* BEGIN Exercise materials *

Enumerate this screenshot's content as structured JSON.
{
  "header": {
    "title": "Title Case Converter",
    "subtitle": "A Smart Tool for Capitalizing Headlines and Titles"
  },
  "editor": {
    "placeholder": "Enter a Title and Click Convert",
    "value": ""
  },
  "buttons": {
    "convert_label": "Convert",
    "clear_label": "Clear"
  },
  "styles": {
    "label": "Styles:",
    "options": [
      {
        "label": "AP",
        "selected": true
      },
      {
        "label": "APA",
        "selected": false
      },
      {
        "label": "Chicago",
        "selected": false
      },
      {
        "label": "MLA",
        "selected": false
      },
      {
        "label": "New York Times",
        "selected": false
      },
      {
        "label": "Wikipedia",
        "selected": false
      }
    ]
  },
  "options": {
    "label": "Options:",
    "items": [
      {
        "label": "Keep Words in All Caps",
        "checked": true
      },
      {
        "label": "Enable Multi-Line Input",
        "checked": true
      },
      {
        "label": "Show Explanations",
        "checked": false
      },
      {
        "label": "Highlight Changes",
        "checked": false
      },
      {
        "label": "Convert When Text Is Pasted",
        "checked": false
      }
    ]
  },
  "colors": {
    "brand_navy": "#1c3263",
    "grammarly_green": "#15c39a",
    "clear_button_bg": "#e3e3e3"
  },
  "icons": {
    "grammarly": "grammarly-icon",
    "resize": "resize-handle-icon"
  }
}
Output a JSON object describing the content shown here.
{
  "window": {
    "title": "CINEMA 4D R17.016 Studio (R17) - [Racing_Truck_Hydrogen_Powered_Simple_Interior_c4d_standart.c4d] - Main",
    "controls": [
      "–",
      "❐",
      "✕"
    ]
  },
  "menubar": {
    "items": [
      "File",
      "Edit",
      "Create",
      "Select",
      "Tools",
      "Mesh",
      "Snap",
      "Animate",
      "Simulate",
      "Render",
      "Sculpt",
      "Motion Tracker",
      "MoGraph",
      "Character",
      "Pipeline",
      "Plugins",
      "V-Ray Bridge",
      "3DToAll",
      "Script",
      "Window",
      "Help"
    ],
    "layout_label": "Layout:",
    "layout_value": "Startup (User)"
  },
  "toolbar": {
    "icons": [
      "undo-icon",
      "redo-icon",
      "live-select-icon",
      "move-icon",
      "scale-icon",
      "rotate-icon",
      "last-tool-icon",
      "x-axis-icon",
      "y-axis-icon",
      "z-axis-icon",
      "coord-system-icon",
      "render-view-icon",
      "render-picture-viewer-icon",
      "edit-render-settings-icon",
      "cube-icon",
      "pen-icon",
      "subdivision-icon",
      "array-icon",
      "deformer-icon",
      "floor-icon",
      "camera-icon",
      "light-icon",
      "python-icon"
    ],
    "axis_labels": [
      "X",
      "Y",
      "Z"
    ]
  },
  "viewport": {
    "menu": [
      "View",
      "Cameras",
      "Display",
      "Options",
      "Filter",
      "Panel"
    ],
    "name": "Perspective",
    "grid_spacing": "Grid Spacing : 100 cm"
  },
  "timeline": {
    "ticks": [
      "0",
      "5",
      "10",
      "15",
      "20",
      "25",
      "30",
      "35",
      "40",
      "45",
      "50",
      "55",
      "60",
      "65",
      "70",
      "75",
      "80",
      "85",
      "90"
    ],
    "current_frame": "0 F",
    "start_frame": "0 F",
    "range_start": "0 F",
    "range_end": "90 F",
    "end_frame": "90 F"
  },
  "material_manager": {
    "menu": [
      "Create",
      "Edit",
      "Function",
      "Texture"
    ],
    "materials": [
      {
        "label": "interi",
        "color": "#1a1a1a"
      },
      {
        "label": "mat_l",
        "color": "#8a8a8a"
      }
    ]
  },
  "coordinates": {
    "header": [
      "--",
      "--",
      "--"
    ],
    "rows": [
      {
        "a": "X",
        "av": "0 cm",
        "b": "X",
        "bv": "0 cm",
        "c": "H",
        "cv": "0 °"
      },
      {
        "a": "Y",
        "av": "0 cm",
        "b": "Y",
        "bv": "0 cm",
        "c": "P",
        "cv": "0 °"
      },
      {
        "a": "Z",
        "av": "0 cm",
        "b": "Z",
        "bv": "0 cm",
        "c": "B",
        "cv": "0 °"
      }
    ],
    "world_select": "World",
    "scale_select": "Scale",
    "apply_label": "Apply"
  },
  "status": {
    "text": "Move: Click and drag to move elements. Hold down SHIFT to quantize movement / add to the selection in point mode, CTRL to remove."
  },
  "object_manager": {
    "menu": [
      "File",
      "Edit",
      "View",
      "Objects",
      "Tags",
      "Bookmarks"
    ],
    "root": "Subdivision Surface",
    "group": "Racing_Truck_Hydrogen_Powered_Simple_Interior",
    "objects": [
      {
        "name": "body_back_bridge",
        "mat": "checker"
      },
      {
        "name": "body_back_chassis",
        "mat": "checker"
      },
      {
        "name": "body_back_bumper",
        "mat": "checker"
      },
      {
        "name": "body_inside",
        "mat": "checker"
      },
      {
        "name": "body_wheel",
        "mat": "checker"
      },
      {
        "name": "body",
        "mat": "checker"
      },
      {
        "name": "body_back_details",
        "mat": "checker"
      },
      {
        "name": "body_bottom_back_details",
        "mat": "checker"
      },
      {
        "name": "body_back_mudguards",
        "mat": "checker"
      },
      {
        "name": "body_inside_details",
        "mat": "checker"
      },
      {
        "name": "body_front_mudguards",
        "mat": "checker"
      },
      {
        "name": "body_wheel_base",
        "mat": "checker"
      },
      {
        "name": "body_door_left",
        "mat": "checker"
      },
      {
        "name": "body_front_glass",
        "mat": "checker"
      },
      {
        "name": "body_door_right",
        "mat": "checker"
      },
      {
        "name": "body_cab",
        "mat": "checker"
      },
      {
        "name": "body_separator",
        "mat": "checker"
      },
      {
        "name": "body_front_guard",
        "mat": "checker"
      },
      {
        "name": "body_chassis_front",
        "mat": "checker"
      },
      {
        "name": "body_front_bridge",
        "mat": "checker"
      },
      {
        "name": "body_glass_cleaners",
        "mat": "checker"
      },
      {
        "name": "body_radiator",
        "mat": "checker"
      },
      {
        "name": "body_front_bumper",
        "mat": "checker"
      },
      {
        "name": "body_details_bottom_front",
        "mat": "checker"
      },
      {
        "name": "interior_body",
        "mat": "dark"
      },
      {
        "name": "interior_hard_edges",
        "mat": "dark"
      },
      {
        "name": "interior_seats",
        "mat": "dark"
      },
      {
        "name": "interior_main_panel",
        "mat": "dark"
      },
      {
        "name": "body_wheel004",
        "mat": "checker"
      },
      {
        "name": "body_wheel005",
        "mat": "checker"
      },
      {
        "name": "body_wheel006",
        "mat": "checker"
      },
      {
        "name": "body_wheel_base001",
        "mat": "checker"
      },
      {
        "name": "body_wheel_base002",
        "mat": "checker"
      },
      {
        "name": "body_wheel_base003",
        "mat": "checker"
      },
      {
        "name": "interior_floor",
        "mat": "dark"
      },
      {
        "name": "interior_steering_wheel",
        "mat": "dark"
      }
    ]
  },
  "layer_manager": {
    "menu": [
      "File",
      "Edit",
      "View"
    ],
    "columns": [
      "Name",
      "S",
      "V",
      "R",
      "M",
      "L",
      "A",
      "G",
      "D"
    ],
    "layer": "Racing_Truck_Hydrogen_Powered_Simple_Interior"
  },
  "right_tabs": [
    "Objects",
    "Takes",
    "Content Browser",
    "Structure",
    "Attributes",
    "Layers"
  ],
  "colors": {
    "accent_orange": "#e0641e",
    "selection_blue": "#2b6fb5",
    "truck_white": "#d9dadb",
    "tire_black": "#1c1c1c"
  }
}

* END Exercise materials *

Instruction: Repeat each record exactly, leaving nothing out.

Final result:
Enumerate this screenshot's content as structured JSON.
{
  "header": {
    "title": "Title Case Converter",
    "subtitle": "A Smart Tool for Capitalizing Headlines and Titles"
  },
  "editor": {
    "placeholder": "Enter a Title and Click Convert",
    "value": ""
  },
  "buttons": {
    "convert_label": "Convert",
    "clear_label": "Clear"
  },
  "styles": {
    "label": "Styles:",
    "options": [
      {
        "label": "AP",
        "selected": true
      },
      {
        "label": "APA",
        "selected": false
      },
      {
        "label": "Chicago",
        "selected": false
      },
      {
        "label": "MLA",
        "selected": false
      },
      {
        "label": "New York Times",
        "selected": false
      },
      {
        "label": "Wikipedia",
        "selected": false
      }
    ]
  },
  "options": {
    "label": "Options:",
    "items": [
      {
        "label": "Keep Words in All Caps",
        "checked": true
      },
      {
        "label": "Enable Multi-Line Input",
        "checked": true
      },
      {
        "label": "Show Explanations",
        "checked": false
      },
      {
        "label": "Highlight Changes",
        "checked": false
      },
      {
        "label": "Convert When Text Is Pasted",
        "checked": false
      }
    ]
  },
  "colors": {
    "brand_navy": "#1c3263",
    "grammarly_green": "#15c39a",
    "clear_button_bg": "#e3e3e3"
  },
  "icons": {
    "grammarly": "grammarly-icon",
    "resize": "resize-handle-icon"
  }
}
Output a JSON object describing the content shown here.
{
  "window": {
    "title": "CINEMA 4D R17.016 Studio (R17) - [Racing_Truck_Hydrogen_Powered_Simple_Interior_c4d_standart.c4d] - Main",
    "controls": [
      "–",
      "❐",
      "✕"
    ]
  },
  "menubar": {
    "items": [
      "File",
      "Edit",
      "Create",
      "Select",
      "Tools",
      "Mesh",
      "Snap",
      "Animate",
      "Simulate",
      "Render",
      "Sculpt",
      "Motion Tracker",
      "MoGraph",
      "Character",
      "Pipeline",
      "Plugins",
      "V-Ray Bridge",
      "3DToAll",
      "Script",
      "Window",
      "Help"
    ],
    "layout_label": "Layout:",
    "layout_value": "Startup (User)"
  },
  "toolbar": {
    "icons": [
      "undo-icon",
      "redo-icon",
      "live-select-icon",
      "move-icon",
      "scale-icon",
      "rotate-icon",
      "last-tool-icon",
      "x-axis-icon",
      "y-axis-icon",
      "z-axis-icon",
      "coord-system-icon",
      "render-view-icon",
      "render-picture-viewer-icon",
      "edit-render-settings-icon",
      "cube-icon",
      "pen-icon",
      "subdivision-icon",
      "array-icon",
      "deformer-icon",
      "floor-icon",
      "camera-icon",
      "light-icon",
      "python-icon"
    ],
    "axis_labels": [
      "X",
      "Y",
      "Z"
    ]
  },
  "viewport": {
    "menu": [
      "View",
      "Cameras",
      "Display",
      "Options",
      "Filter",
      "Panel"
    ],
    "name": "Perspective",
    "grid_spacing": "Grid Spacing : 100 cm"
  },
  "timeline": {
    "ticks": [
      "0",
      "5",
      "10",
      "15",
      "20",
      "25",
      "30",
      "35",
      "40",
      "45",
      "50",
      "55",
      "60",
      "65",
      "70",
      "75",
      "80",
      "85",
      "90"
    ],
    "current_frame": "0 F",
    "start_frame": "0 F",
    "range_start": "0 F",
    "range_end": "90 F",
    "end_frame": "90 F"
  },
  "material_manager": {
    "menu": [
      "Create",
      "Edit",
      "Function",
      "Texture"
    ],
    "materials": [
      {
        "label": "interi",
        "color": "#1a1a1a"
      },
      {
        "label": "mat_l",
        "color": "#8a8a8a"
      }
    ]
  },
  "coordinates": {
    "header": [
      "--",
      "--",
      "--"
    ],
    "rows": [
      {
        "a": "X",
        "av": "0 cm",
        "b": "X",
        "bv": "0 cm",
        "c": "H",
        "cv": "0 °"
      },
      {
        "a": "Y",
        "av": "0 cm",
        "b": "Y",
        "bv": "0 cm",
        "c": "P",
        "cv": "0 °"
      },
      {
        "a": "Z",
        "av": "0 cm",
        "b": "Z",
        "bv": "0 cm",
        "c": "B",
        "cv": "0 °"
      }
    ],
    "world_select": "World",
    "scale_select": "Scale",
    "apply_label": "Apply"
  },
  "status": {
    "text": "Move: Click and drag to move elements. Hold down SHIFT to quantize movement / add to the selection in point mode, CTRL to remove."
  },
  "object_manager": {
    "menu": [
      "File",
      "Edit",
      "View",
      "Objects",
      "Tags",
      "Bookmarks"
    ],
    "root": "Subdivision Surface",
    "group": "Racing_Truck_Hydrogen_Powered_Simple_Interior",
    "objects": [
      {
        "name": "body_back_bridge",
        "mat": "checker"
      },
      {
        "name": "body_back_chassis",
        "mat": "checker"
      },
      {
        "name": "body_back_bumper",
        "mat": "checker"
      },
      {
        "name": "body_inside",
        "mat": "checker"
      },
      {
        "name": "body_wheel",
        "mat": "checker"
      },
      {
        "name": "body",
        "mat": "checker"
      },
      {
        "name": "body_back_details",
        "mat": "checker"
      },
      {
        "name": "body_bottom_back_details",
        "mat": "checker"
      },
      {
        "name": "body_back_mudguards",
        "mat": "checker"
      },
      {
        "name": "body_inside_details",
        "mat": "checker"
      },
      {
        "name": "body_front_mudguards",
        "mat": "checker"
      },
      {
        "name": "body_wheel_base",
        "mat": "checker"
      },
      {
        "name": "body_door_left",
        "mat": "checker"
      },
      {
        "name": "body_front_glass",
        "mat": "checker"
      },
      {
        "name": "body_door_right",
        "mat": "checker"
      },
      {
        "name": "body_cab",
        "mat": "checker"
      },
      {
        "name": "body_separator",
        "mat": "checker"
      },
      {
        "name": "body_front_guard",
        "mat": "checker"
      },
      {
        "name": "body_chassis_front",
        "mat": "checker"
      },
      {
        "name": "body_front_bridge",
        "mat": "checker"
      },
      {
        "name": "body_glass_cleaners",
        "mat": "checker"
      },
      {
        "name": "body_radiator",
        "mat": "checker"
      },
      {
        "name": "body_front_bumper",
        "mat": "checker"
      },
      {
        "name": "body_details_bottom_front",
        "mat": "checker"
      },
      {
        "name": "interior_body",
        "mat": "dark"
      },
      {
        "name": "interior_hard_edges",
        "mat": "dark"
      },
      {
        "name": "interior_seats",
        "mat": "dark"
      },
      {
        "name": "interior_main_panel",
        "mat": "dark"
      },
      {
        "name": "body_wheel004",
        "mat": "checker"
      },
      {
        "name": "body_wheel005",
        "mat": "checker"
      },
      {
        "name": "body_wheel006",
        "mat": "checker"
      },
      {
        "name": "body_wheel_base001",
        "mat": "checker"
      },
      {
        "name": "body_wheel_base002",
        "mat": "checker"
      },
      {
        "name": "body_wheel_base003",
        "mat": "checker"
      },
      {
        "name": "interior_floor",
        "mat": "dark"
      },
      {
        "name": "interior_steering_wheel",
        "mat": "dark"
      }
    ]
  },
  "layer_manager": {
    "menu": [
      "File",
      "Edit",
      "View"
    ],
    "columns": [
      "Name",
      "S",
      "V",
      "R",
      "M",
      "L",
      "A",
      "G",
      "D"
    ],
    "layer": "Racing_Truck_Hydrogen_Powered_Simple_Interior"
  },
  "right_tabs": [
    "Objects",
    "Takes",
    "Content Browser",
    "Structure",
    "Attributes",
    "Layers"
  ],
  "colors": {
    "accent_orange": "#e0641e",
    "selection_blue": "#2b6fb5",
    "truck_white": "#d9dadb",
    "tire_black": "#1c1c1c"
  }
}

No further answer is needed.